A coluna “A” era extremamente delicada, a “B” muitas vezes não existiam (assunto impensável nos dias de hoje pela estabilidade estrutural), e a “C”, sempre em direção ao centro da roda traseira, variava do quase nada ao exagero para mostrar caráter.
O corpo dos painéis de instrumentos eram de chapa (plástico não existia) incrivelmente criativos, elegantes e complexos.
Toda instrumentação (análoga) era como complexos centros de controle, repletos de detalhes e com extremo bom gosto.
Cada carro tinha seu próprio caráter, com arquiteturas complexas e extremo bom gosto quanto aos gráficos, e tipografia, ao contrário dos dias de hoje, onde quase todos painéis parecem os
mesmos, com variações somente no corpo do painel, todos feitos de plástico.
Com a crescente aplicação de telas digitais retangulares a criatividade começa a voltar, porém caminhando para a mesmice dos telefones celulares, sem alma e “simulando” uma sofisticação fria e pseudomoderna.
As cores internas tinham variações e combinações perfeitas, extremamente elegantes e sem a mesmice dos tons de cinza.
Os bancos se assemelhavam a poltronas confortáveis, com infinitos padrões de desenhos e cores perfeitamente harmonizadas com o interior e exterior.
Sentar ao volante de um destes carros era como dar um salto ao futuro, grandioso, surpreendente, chique, o moderno. Realmente não dava vontade de sair de dentro de um carro destes e voltar para um mundo sombrio e monótono.
Outro show de criatividade eram os volantes de direção moldados em várias cores e formas, recebiam lindos ornamentos metálicos que incluíam a buzina e o o centro do volante, onde sempre havia ícones representando a marca do modelo.
Muitos deles usavam não somente uma cor de exterior, mas sempre combinações de cores anexadas a belíssimos gráficos, em duas cores perfeitamente harmônicas, limitadas por elementos decorativos moldurado por sofisticados frisos metálicos cromados.

→ **Objetivo da tarefa 1**
No texto sobre o design dos carros antigos, por que a ausência da coluna “B” seria impensável nos dias de hoje? Responda em uma ou duas frases.
→ **Objetivo da tarefa 2**
Prossiga com o texto sobre o design dos carros antigos a partir da última frase, no mesmo tom.

→ **Informações exibidas**
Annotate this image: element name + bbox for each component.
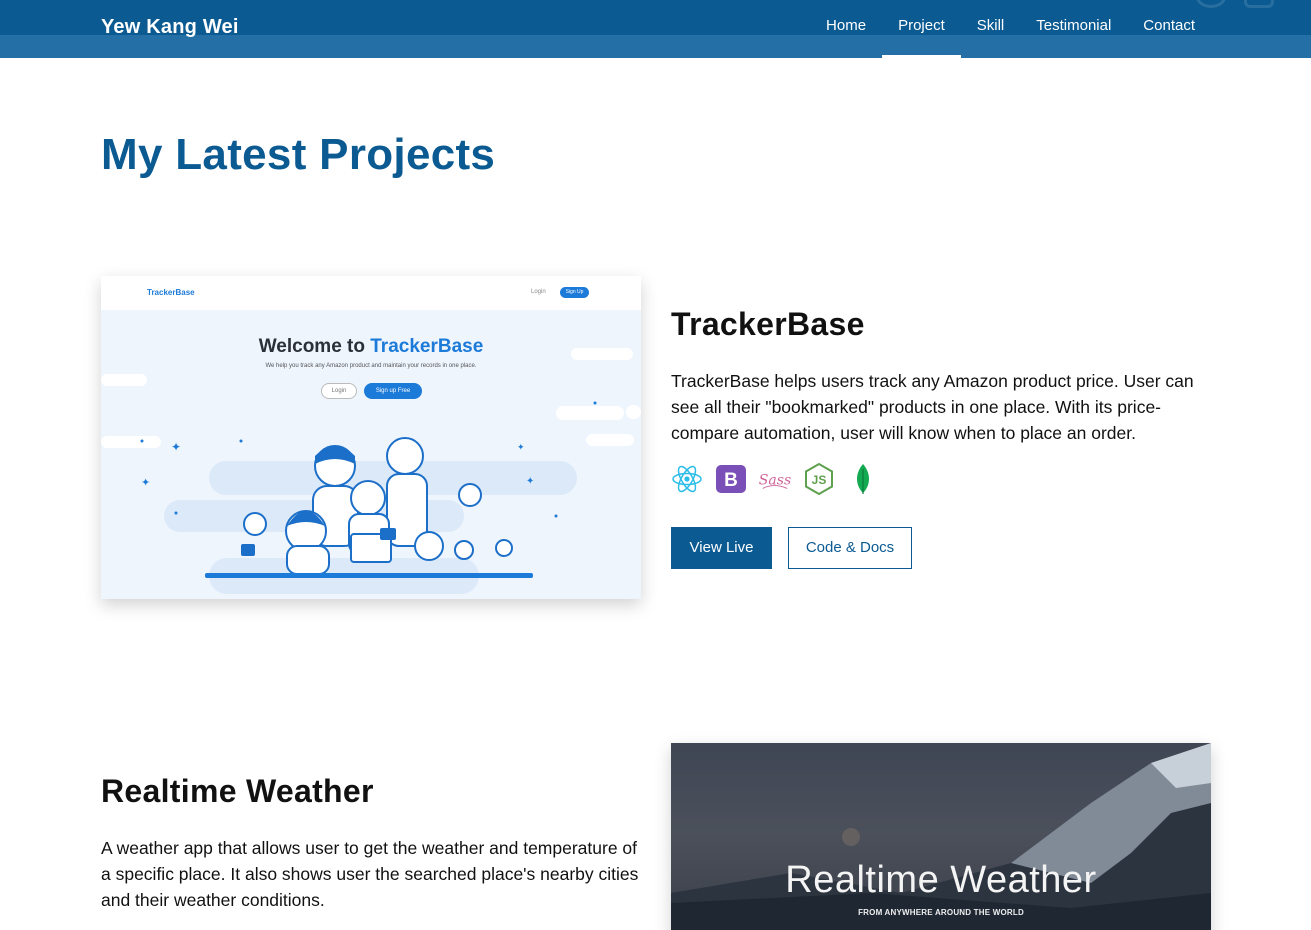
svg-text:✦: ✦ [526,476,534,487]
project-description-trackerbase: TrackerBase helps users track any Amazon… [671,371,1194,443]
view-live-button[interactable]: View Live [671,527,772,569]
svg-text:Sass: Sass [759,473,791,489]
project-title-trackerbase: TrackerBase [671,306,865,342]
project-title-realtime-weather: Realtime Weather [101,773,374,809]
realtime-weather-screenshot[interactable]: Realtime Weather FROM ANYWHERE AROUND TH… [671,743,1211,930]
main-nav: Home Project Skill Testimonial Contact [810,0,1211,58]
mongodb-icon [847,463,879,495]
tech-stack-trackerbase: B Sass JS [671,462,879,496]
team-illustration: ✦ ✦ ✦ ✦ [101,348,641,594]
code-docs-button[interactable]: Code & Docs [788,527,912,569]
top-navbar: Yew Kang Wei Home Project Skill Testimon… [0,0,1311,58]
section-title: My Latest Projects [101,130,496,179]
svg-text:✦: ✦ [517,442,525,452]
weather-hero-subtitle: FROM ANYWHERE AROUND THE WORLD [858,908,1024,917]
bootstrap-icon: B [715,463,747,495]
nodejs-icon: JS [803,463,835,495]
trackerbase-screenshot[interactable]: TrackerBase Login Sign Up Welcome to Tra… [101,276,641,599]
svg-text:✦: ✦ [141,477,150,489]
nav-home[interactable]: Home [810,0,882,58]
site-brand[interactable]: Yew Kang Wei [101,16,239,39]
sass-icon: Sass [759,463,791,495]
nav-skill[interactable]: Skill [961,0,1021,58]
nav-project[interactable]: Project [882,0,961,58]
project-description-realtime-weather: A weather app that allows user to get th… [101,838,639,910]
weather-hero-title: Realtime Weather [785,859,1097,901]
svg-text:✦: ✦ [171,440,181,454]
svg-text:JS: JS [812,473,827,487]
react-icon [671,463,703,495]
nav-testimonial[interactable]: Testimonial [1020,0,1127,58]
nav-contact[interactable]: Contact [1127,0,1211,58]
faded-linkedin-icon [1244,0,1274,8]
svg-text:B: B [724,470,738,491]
--
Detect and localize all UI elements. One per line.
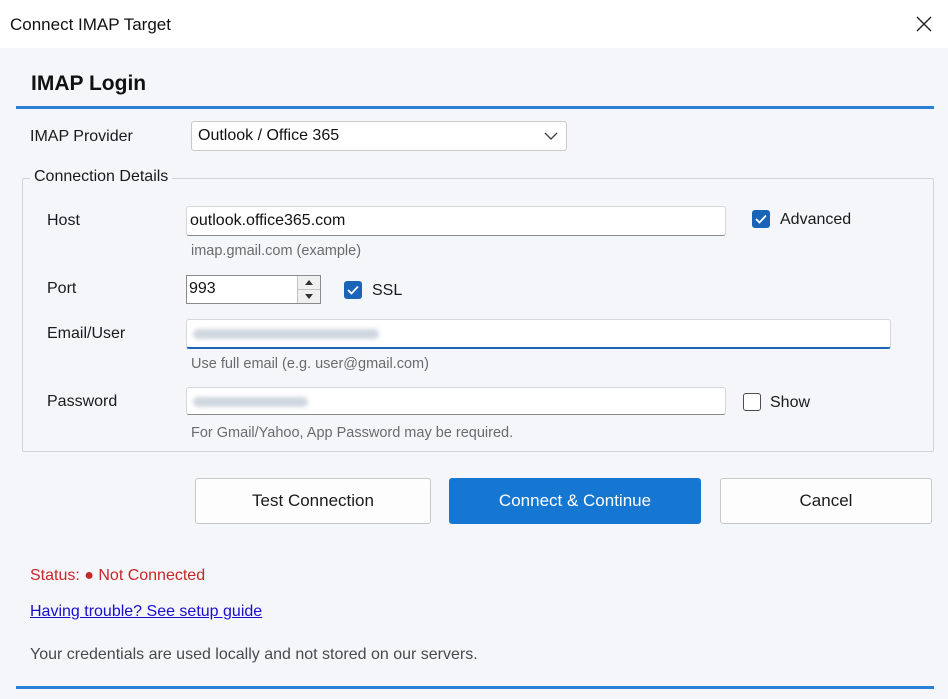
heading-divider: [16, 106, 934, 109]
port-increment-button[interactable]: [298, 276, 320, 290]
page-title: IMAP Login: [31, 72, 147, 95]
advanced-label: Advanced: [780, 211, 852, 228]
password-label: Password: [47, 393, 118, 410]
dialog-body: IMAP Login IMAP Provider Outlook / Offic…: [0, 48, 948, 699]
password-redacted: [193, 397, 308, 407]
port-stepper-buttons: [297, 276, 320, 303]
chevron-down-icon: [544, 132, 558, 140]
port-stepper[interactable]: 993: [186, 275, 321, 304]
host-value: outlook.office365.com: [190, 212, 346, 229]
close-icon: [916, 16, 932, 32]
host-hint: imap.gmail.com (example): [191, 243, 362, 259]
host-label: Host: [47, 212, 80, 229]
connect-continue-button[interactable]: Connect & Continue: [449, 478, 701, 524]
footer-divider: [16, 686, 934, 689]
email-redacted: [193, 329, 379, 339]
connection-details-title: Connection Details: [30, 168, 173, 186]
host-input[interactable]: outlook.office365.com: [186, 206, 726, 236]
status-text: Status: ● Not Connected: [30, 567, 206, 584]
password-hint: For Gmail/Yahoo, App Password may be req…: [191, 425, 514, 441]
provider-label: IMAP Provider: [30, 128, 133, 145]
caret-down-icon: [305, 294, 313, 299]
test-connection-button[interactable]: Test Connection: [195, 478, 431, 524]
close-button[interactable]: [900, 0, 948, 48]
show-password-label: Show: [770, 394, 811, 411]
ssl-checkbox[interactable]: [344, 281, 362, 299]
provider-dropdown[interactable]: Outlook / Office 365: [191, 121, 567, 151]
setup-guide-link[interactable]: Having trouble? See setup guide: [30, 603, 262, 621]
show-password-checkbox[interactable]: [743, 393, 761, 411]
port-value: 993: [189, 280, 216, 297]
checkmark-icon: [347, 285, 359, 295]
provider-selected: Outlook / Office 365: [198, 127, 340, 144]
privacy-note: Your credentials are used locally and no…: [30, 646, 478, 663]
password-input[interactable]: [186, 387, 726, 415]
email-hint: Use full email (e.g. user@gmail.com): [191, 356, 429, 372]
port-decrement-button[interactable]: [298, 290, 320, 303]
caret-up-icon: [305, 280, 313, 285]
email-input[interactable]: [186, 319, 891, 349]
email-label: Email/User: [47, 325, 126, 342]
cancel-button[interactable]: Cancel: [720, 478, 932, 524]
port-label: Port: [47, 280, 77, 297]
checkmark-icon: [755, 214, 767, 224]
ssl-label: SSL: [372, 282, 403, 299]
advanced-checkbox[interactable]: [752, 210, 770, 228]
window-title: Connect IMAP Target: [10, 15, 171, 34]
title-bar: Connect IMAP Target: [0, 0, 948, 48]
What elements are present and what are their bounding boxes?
...
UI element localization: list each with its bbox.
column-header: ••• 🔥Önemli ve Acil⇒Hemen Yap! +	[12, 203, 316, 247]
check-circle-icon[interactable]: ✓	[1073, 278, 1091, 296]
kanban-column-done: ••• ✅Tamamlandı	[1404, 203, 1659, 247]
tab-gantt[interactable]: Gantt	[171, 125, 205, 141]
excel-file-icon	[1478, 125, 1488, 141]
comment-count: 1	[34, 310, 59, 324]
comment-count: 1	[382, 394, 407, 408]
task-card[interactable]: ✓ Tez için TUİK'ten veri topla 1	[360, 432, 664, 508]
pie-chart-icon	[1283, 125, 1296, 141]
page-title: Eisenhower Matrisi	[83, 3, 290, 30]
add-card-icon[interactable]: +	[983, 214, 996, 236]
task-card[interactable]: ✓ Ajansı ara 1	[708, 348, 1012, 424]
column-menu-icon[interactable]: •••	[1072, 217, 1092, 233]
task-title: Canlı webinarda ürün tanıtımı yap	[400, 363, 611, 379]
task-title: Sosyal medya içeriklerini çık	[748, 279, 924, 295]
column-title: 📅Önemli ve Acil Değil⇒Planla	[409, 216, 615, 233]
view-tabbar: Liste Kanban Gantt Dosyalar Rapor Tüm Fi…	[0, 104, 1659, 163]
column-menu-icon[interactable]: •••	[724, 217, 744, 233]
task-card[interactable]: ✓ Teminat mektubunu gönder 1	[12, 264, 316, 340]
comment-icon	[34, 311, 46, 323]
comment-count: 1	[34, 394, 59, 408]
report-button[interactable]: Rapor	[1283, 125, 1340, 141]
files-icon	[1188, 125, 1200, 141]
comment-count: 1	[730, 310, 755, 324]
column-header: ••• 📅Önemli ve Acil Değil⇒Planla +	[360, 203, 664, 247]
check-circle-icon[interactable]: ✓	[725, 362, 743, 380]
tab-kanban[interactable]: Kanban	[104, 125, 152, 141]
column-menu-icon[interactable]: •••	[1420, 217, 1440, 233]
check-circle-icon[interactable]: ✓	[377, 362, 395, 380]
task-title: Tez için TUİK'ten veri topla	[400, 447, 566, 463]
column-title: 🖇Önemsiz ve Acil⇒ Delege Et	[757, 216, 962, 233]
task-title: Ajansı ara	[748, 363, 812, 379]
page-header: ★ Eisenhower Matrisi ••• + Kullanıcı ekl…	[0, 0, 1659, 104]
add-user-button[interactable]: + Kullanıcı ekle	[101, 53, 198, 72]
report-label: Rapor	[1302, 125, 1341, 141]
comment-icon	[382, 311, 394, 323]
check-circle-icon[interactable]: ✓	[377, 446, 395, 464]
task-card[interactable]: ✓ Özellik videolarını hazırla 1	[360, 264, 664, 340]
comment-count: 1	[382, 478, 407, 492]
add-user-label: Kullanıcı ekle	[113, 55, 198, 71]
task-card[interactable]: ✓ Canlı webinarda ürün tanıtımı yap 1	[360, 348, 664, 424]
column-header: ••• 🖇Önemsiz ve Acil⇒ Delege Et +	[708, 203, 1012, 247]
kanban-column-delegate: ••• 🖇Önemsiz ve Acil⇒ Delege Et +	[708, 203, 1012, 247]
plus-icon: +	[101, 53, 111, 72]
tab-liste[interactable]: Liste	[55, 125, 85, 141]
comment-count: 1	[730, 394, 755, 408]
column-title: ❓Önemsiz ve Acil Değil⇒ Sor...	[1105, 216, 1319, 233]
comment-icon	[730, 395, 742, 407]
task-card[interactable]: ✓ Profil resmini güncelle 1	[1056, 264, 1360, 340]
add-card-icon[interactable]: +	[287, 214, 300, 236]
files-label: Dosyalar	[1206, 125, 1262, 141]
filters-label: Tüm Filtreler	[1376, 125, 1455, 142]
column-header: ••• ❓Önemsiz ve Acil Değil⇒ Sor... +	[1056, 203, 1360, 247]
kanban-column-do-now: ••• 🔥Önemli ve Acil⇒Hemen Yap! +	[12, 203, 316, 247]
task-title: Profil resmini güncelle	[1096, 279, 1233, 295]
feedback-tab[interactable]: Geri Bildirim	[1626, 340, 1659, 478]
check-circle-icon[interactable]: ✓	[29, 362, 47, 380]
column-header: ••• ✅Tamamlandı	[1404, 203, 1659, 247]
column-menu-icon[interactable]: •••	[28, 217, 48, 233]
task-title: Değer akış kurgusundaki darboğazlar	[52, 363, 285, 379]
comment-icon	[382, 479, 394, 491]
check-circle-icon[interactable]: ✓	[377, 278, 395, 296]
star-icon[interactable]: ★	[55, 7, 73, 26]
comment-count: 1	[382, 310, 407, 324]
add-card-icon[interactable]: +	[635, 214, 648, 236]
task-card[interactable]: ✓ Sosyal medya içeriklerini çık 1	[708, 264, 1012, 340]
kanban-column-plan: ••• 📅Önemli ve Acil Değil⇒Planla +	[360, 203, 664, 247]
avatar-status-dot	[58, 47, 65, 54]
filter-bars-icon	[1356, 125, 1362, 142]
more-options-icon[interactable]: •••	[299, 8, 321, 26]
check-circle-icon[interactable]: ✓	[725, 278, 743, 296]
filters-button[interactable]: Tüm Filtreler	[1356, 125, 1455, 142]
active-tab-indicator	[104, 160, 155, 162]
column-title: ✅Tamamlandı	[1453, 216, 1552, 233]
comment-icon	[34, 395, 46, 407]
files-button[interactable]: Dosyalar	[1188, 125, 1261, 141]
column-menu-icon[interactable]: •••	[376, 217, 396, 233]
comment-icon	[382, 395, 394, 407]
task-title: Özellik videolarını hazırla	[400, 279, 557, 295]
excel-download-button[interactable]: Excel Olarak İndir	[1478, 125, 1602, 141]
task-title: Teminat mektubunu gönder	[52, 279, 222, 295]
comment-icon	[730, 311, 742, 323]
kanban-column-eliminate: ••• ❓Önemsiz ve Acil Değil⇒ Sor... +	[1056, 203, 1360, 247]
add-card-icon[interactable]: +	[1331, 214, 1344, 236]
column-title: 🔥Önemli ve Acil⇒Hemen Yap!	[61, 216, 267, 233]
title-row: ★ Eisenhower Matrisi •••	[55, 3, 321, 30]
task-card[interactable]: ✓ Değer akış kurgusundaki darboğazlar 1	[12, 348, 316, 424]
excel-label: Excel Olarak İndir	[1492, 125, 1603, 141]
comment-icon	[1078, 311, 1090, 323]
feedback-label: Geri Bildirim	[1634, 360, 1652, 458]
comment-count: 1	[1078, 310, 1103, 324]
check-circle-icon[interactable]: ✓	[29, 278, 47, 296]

→ **Resultado 1**
Seria impensável hoje por causa da estabilidade estrutural.

→ **Resultado 2**
A carroceria era pontilhada de elementos, quase místicos, com lindas grafias tridimensionais e elementos decorativos temáticos, que imprimiam caráter ao carro, como saídas de ar, letreiros e ícones, sempre esculpidas em metal e exortando um mundo futurista fantástico.
As grades dianteiras, fundidas ao para-choque, todas em metal cromado, criavam infinitas “caras” com características diversas, nunca se repetindo ou imitando modinhas passageiras, mas verdadeiras esculturas complexas e com caráter próprio.
Falando em caráter próprio, este acho que é o ponto mais forte dos automóveis desta época.
Cada carro era um universo complexo e belo mostrando uma criatividade sem-fim dos Estilistas da época.
Os faróis e lanternas eram outro espetáculo à parte.
Embora usassem tecnologia básica, como lâmpadas e parábolas, sempre eram anexadas a molduras metálicas cheias de estilo, e principalmente as lanternas, sempre com temas tridimensionais, tinham uma arquitetura futurista que remetiam a turbinas em chamas, cravadas em grandes molduras metálicas que valorizavam e disfarçavam uma tecnologia tão básica.
Outro fator que sempre me chamou a atenção eram as colunas “A” inversas, emoldurando vidros de para-brisa moldados e extremamente curvos, itens impensáveis na filosofia baseada na lucratividade e redução de custos.
O que mais me impressiona nestas esculturas ambulantes é que o material principal, usado em quase todos elementos era o aço.
Os estilistas não estavam presos ao grande vilão atual que se chama “contra-saída” que limita de maneira cruel qualquer tentativas de esculturas mais ousadas.
A espessura das chapas era de até 3,5 mm, quando hoje nos limitamos a chapas de 0,7 mm.
Para viabilizar estas formas proibidas, as peças da carroceria eram pré-soldadas à mão, montadas como um conjunto, novamente soldadas com “cordões de solda” e na linha de montagem da carroceria, limadas e lixadas com perfeição por operários “escultores”!
Ok, é verdade que os carros desta época eram, inseguros, pesados, com baixa qualidade de montagem, gastadores, poluidores, estruturalmente instáveis e com muitos outros “defeitos” comparados com os de hoje.
Porém, eles representam uma época em que os Designers eram livres para criar, e eram sensacionais do ponto de vista estético e sensorial.
Por isso hoje são verdadeiras raridades, cultuados pelo mundo todo e que custam centenas de milhares de dólares, mesmo tendo décadas de idade.
São imortais, e quanto mais velhos ficam mais cobiçados e admirados se tornam.
LV
Nota: A maioria das imagens retirei da página de Steffens Jobst e seu colaboradores – “AUTOMOTIVE GRAPHIC PRE-1970” no Facebook. Para os que também os amam os carros clássicos americanos e carros de todo mundo desta época, vale uma visita virtual.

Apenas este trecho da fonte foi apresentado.